━━━━━ Data rows ━━━━━

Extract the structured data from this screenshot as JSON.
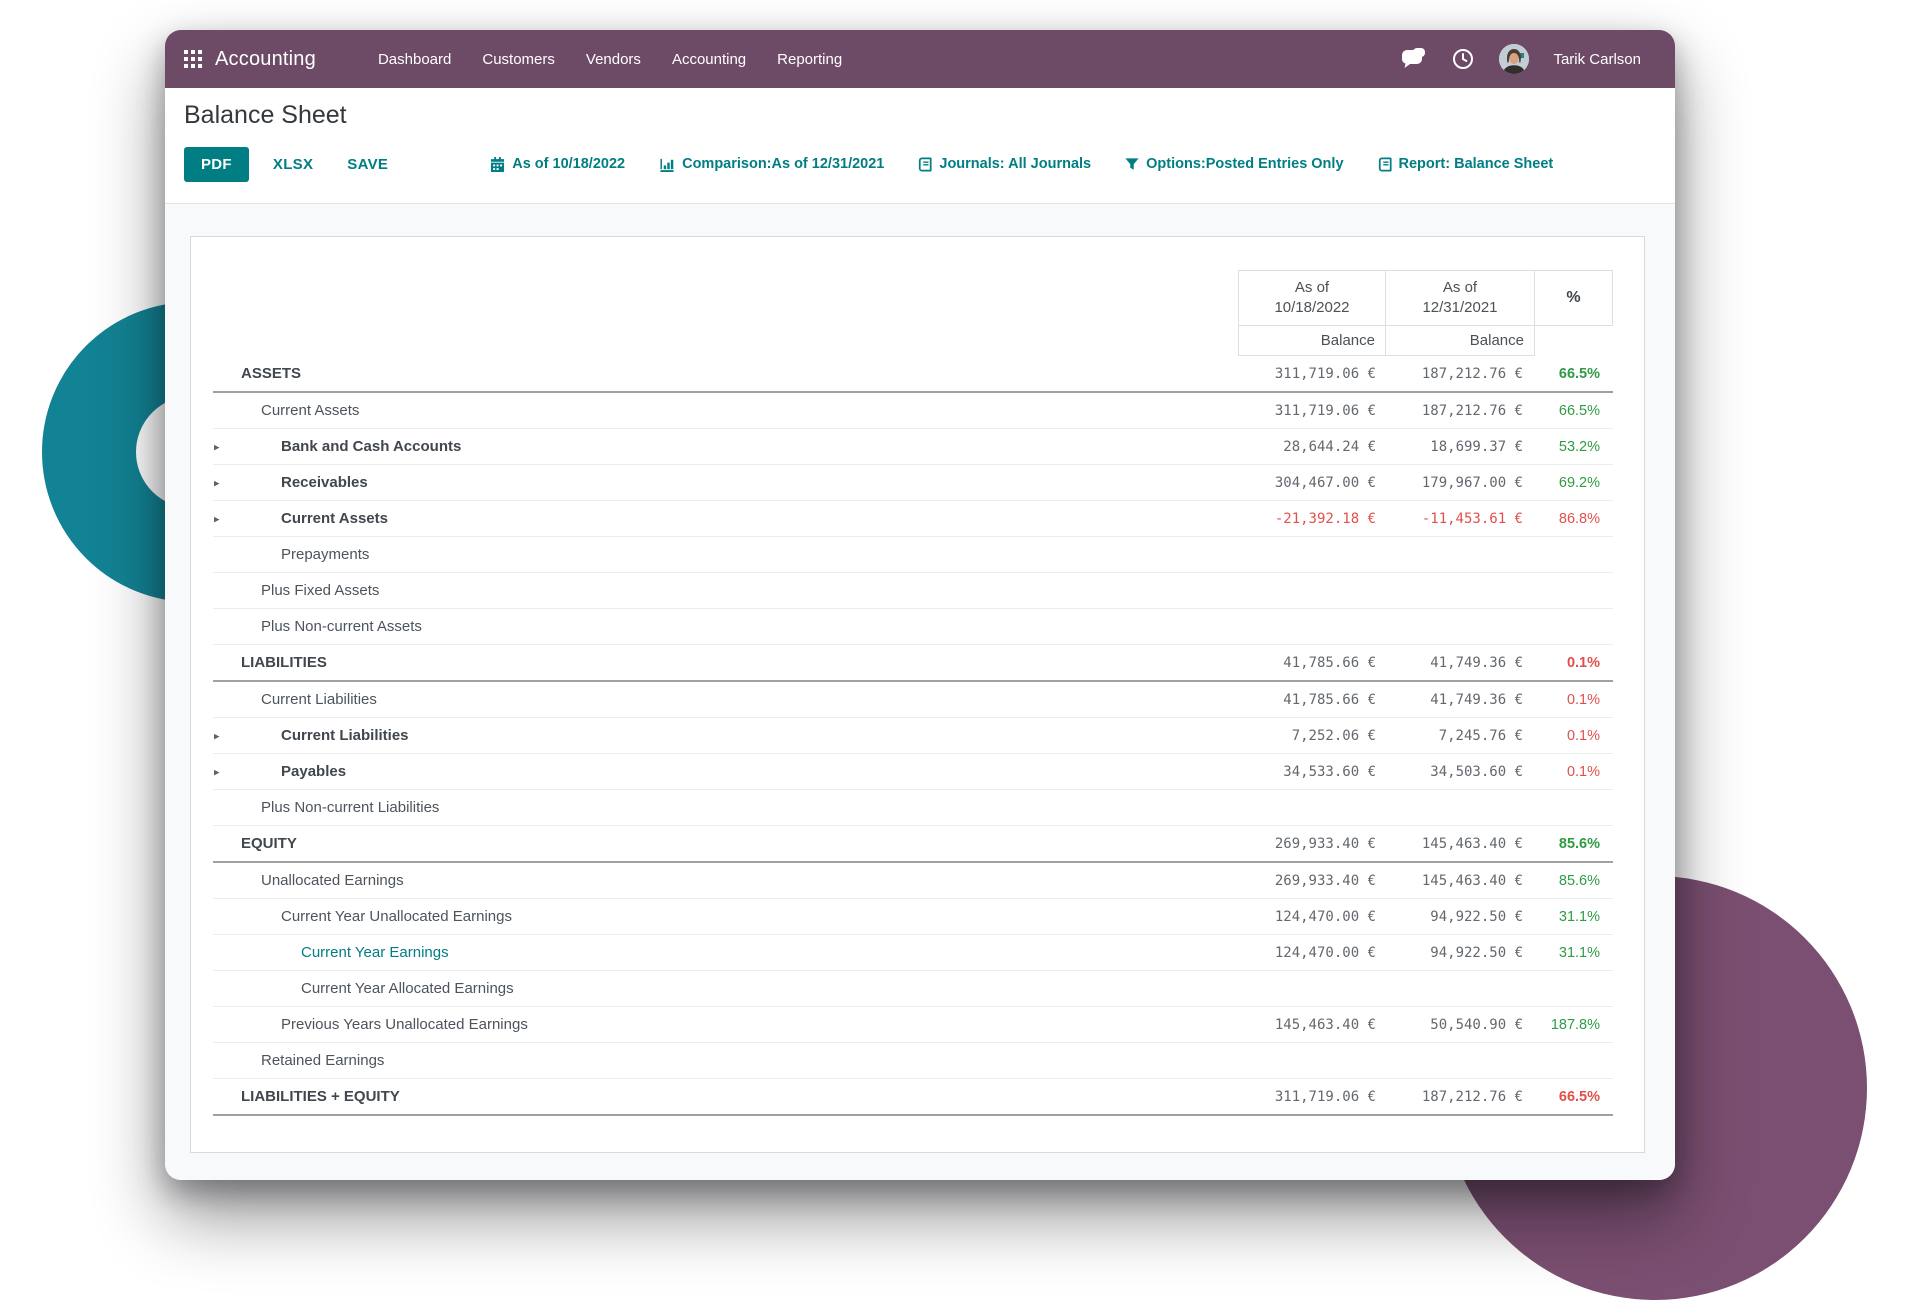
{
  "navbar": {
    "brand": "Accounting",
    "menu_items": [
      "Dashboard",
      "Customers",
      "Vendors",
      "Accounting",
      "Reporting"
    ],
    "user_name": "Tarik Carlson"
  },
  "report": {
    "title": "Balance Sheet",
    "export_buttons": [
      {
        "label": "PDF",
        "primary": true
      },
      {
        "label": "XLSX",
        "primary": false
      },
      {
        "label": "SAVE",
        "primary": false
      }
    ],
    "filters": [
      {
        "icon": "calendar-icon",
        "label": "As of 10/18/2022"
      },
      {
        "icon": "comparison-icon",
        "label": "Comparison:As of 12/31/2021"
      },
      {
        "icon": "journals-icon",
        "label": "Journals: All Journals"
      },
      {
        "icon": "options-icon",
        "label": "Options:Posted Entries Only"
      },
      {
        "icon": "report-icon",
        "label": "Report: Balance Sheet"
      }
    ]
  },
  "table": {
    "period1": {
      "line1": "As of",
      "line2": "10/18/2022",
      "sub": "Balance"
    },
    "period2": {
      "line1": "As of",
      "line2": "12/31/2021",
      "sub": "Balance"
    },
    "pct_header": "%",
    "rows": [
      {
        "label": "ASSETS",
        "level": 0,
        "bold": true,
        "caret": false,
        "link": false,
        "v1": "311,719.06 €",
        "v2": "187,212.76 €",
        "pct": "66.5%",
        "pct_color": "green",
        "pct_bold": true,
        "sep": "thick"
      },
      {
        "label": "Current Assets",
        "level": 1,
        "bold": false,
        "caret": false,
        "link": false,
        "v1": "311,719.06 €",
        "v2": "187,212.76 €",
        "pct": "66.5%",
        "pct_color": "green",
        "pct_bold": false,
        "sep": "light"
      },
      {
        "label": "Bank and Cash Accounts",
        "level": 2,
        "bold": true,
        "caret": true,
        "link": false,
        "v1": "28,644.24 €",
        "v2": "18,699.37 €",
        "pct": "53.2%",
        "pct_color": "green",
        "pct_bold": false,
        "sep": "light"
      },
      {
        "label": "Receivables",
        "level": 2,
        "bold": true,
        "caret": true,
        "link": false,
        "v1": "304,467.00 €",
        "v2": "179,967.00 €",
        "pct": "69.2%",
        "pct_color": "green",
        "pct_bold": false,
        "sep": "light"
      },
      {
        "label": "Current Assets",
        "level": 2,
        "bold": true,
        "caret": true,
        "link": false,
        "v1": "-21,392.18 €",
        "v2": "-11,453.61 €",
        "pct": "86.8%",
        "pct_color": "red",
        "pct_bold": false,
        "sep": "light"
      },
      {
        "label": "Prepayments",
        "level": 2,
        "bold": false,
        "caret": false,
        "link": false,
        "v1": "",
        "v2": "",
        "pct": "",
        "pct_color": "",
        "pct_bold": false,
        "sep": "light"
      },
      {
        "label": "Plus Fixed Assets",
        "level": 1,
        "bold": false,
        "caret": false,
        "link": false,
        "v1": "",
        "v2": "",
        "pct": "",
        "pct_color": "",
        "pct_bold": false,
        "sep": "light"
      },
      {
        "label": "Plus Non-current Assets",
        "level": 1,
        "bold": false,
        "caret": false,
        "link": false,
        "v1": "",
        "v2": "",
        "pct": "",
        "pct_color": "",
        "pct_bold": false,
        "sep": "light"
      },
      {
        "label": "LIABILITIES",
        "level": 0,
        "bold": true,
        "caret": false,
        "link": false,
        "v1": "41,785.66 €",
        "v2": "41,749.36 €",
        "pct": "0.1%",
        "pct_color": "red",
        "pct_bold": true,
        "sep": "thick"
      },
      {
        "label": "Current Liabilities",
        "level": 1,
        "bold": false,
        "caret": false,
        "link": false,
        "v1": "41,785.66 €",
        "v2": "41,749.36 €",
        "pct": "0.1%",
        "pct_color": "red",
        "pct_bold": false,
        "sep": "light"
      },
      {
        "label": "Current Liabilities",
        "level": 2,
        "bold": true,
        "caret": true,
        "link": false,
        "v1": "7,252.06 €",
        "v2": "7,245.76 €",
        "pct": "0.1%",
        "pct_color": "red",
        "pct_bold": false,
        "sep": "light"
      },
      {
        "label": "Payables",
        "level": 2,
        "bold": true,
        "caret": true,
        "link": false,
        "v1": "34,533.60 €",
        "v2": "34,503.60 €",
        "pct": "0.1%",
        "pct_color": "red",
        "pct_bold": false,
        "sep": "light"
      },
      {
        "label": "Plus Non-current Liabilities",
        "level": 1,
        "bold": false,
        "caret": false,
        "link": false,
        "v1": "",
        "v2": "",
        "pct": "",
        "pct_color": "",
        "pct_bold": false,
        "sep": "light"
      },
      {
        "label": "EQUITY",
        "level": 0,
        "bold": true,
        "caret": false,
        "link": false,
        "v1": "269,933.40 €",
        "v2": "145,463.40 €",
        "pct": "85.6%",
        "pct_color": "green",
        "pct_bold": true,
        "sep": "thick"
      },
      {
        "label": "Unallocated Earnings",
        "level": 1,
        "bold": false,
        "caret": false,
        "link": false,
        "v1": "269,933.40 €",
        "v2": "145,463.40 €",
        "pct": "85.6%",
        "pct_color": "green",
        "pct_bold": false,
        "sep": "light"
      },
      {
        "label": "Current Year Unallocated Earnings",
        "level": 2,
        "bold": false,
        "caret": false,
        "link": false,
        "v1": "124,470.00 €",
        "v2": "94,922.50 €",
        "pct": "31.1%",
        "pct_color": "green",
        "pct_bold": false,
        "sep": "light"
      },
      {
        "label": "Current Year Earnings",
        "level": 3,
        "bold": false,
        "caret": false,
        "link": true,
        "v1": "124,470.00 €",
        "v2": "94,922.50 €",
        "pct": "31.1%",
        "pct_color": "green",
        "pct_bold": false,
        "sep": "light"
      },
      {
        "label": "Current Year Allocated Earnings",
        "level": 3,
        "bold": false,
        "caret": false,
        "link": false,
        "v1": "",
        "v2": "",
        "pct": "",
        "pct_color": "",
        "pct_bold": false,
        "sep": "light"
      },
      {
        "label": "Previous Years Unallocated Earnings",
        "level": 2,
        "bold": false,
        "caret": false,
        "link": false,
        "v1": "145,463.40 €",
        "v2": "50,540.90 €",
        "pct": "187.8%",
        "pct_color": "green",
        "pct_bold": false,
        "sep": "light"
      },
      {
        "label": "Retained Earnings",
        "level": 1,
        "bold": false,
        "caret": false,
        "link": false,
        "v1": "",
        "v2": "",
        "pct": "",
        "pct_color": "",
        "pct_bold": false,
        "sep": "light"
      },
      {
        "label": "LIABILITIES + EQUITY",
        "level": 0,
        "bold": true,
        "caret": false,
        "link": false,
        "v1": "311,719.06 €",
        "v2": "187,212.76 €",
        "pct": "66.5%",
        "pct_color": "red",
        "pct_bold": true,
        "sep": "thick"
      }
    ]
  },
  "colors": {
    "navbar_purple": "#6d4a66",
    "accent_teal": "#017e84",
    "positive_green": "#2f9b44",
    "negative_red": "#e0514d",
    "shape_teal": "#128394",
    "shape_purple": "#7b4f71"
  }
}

━━━━━

> Problem to solve
Leave the images out and output the remaining material exactly as it stands.

> Answer to the problem
Extract the structured data from this screenshot as JSON.
{
  "navbar": {
    "brand": "Accounting",
    "menu_items": [
      "Dashboard",
      "Customers",
      "Vendors",
      "Accounting",
      "Reporting"
    ],
    "user_name": "Tarik Carlson"
  },
  "report": {
    "title": "Balance Sheet",
    "export_buttons": [
      {
        "label": "PDF",
        "primary": true
      },
      {
        "label": "XLSX",
        "primary": false
      },
      {
        "label": "SAVE",
        "primary": false
      }
    ],
    "filters": [
      {
        "icon": "calendar-icon",
        "label": "As of 10/18/2022"
      },
      {
        "icon": "comparison-icon",
        "label": "Comparison:As of 12/31/2021"
      },
      {
        "icon": "journals-icon",
        "label": "Journals: All Journals"
      },
      {
        "icon": "options-icon",
        "label": "Options:Posted Entries Only"
      },
      {
        "icon": "report-icon",
        "label": "Report: Balance Sheet"
      }
    ]
  },
  "table": {
    "period1": {
      "line1": "As of",
      "line2": "10/18/2022",
      "sub": "Balance"
    },
    "period2": {
      "line1": "As of",
      "line2": "12/31/2021",
      "sub": "Balance"
    },
    "pct_header": "%",
    "rows": [
      {
        "label": "ASSETS",
        "level": 0,
        "bold": true,
        "caret": false,
        "link": false,
        "v1": "311,719.06 €",
        "v2": "187,212.76 €",
        "pct": "66.5%",
        "pct_color": "green",
        "pct_bold": true,
        "sep": "thick"
      },
      {
        "label": "Current Assets",
        "level": 1,
        "bold": false,
        "caret": false,
        "link": false,
        "v1": "311,719.06 €",
        "v2": "187,212.76 €",
        "pct": "66.5%",
        "pct_color": "green",
        "pct_bold": false,
        "sep": "light"
      },
      {
        "label": "Bank and Cash Accounts",
        "level": 2,
        "bold": true,
        "caret": true,
        "link": false,
        "v1": "28,644.24 €",
        "v2": "18,699.37 €",
        "pct": "53.2%",
        "pct_color": "green",
        "pct_bold": false,
        "sep": "light"
      },
      {
        "label": "Receivables",
        "level": 2,
        "bold": true,
        "caret": true,
        "link": false,
        "v1": "304,467.00 €",
        "v2": "179,967.00 €",
        "pct": "69.2%",
        "pct_color": "green",
        "pct_bold": false,
        "sep": "light"
      },
      {
        "label": "Current Assets",
        "level": 2,
        "bold": true,
        "caret": true,
        "link": false,
        "v1": "-21,392.18 €",
        "v2": "-11,453.61 €",
        "pct": "86.8%",
        "pct_color": "red",
        "pct_bold": false,
        "sep": "light"
      },
      {
        "label": "Prepayments",
        "level": 2,
        "bold": false,
        "caret": false,
        "link": false,
        "v1": "",
        "v2": "",
        "pct": "",
        "pct_color": "",
        "pct_bold": false,
        "sep": "light"
      },
      {
        "label": "Plus Fixed Assets",
        "level": 1,
        "bold": false,
        "caret": false,
        "link": false,
        "v1": "",
        "v2": "",
        "pct": "",
        "pct_color": "",
        "pct_bold": false,
        "sep": "light"
      },
      {
        "label": "Plus Non-current Assets",
        "level": 1,
        "bold": false,
        "caret": false,
        "link": false,
        "v1": "",
        "v2": "",
        "pct": "",
        "pct_color": "",
        "pct_bold": false,
        "sep": "light"
      },
      {
        "label": "LIABILITIES",
        "level": 0,
        "bold": true,
        "caret": false,
        "link": false,
        "v1": "41,785.66 €",
        "v2": "41,749.36 €",
        "pct": "0.1%",
        "pct_color": "red",
        "pct_bold": true,
        "sep": "thick"
      },
      {
        "label": "Current Liabilities",
        "level": 1,
        "bold": false,
        "caret": false,
        "link": false,
        "v1": "41,785.66 €",
        "v2": "41,749.36 €",
        "pct": "0.1%",
        "pct_color": "red",
        "pct_bold": false,
        "sep": "light"
      },
      {
        "label": "Current Liabilities",
        "level": 2,
        "bold": true,
        "caret": true,
        "link": false,
        "v1": "7,252.06 €",
        "v2": "7,245.76 €",
        "pct": "0.1%",
        "pct_color": "red",
        "pct_bold": false,
        "sep": "light"
      },
      {
        "label": "Payables",
        "level": 2,
        "bold": true,
        "caret": true,
        "link": false,
        "v1": "34,533.60 €",
        "v2": "34,503.60 €",
        "pct": "0.1%",
        "pct_color": "red",
        "pct_bold": false,
        "sep": "light"
      },
      {
        "label": "Plus Non-current Liabilities",
        "level": 1,
        "bold": false,
        "caret": false,
        "link": false,
        "v1": "",
        "v2": "",
        "pct": "",
        "pct_color": "",
        "pct_bold": false,
        "sep": "light"
      },
      {
        "label": "EQUITY",
        "level": 0,
        "bold": true,
        "caret": false,
        "link": false,
        "v1": "269,933.40 €",
        "v2": "145,463.40 €",
        "pct": "85.6%",
        "pct_color": "green",
        "pct_bold": true,
        "sep": "thick"
      },
      {
        "label": "Unallocated Earnings",
        "level": 1,
        "bold": false,
        "caret": false,
        "link": false,
        "v1": "269,933.40 €",
        "v2": "145,463.40 €",
        "pct": "85.6%",
        "pct_color": "green",
        "pct_bold": false,
        "sep": "light"
      },
      {
        "label": "Current Year Unallocated Earnings",
        "level": 2,
        "bold": false,
        "caret": false,
        "link": false,
        "v1": "124,470.00 €",
        "v2": "94,922.50 €",
        "pct": "31.1%",
        "pct_color": "green",
        "pct_bold": false,
        "sep": "light"
      },
      {
        "label": "Current Year Earnings",
        "level": 3,
        "bold": false,
        "caret": false,
        "link": true,
        "v1": "124,470.00 €",
        "v2": "94,922.50 €",
        "pct": "31.1%",
        "pct_color": "green",
        "pct_bold": false,
        "sep": "light"
      },
      {
        "label": "Current Year Allocated Earnings",
        "level": 3,
        "bold": false,
        "caret": false,
        "link": false,
        "v1": "",
        "v2": "",
        "pct": "",
        "pct_color": "",
        "pct_bold": false,
        "sep": "light"
      },
      {
        "label": "Previous Years Unallocated Earnings",
        "level": 2,
        "bold": false,
        "caret": false,
        "link": false,
        "v1": "145,463.40 €",
        "v2": "50,540.90 €",
        "pct": "187.8%",
        "pct_color": "green",
        "pct_bold": false,
        "sep": "light"
      },
      {
        "label": "Retained Earnings",
        "level": 1,
        "bold": false,
        "caret": false,
        "link": false,
        "v1": "",
        "v2": "",
        "pct": "",
        "pct_color": "",
        "pct_bold": false,
        "sep": "light"
      },
      {
        "label": "LIABILITIES + EQUITY",
        "level": 0,
        "bold": true,
        "caret": false,
        "link": false,
        "v1": "311,719.06 €",
        "v2": "187,212.76 €",
        "pct": "66.5%",
        "pct_color": "red",
        "pct_bold": true,
        "sep": "thick"
      }
    ]
  },
  "colors": {
    "navbar_purple": "#6d4a66",
    "accent_teal": "#017e84",
    "positive_green": "#2f9b44",
    "negative_red": "#e0514d",
    "shape_teal": "#128394",
    "shape_purple": "#7b4f71"
  }
}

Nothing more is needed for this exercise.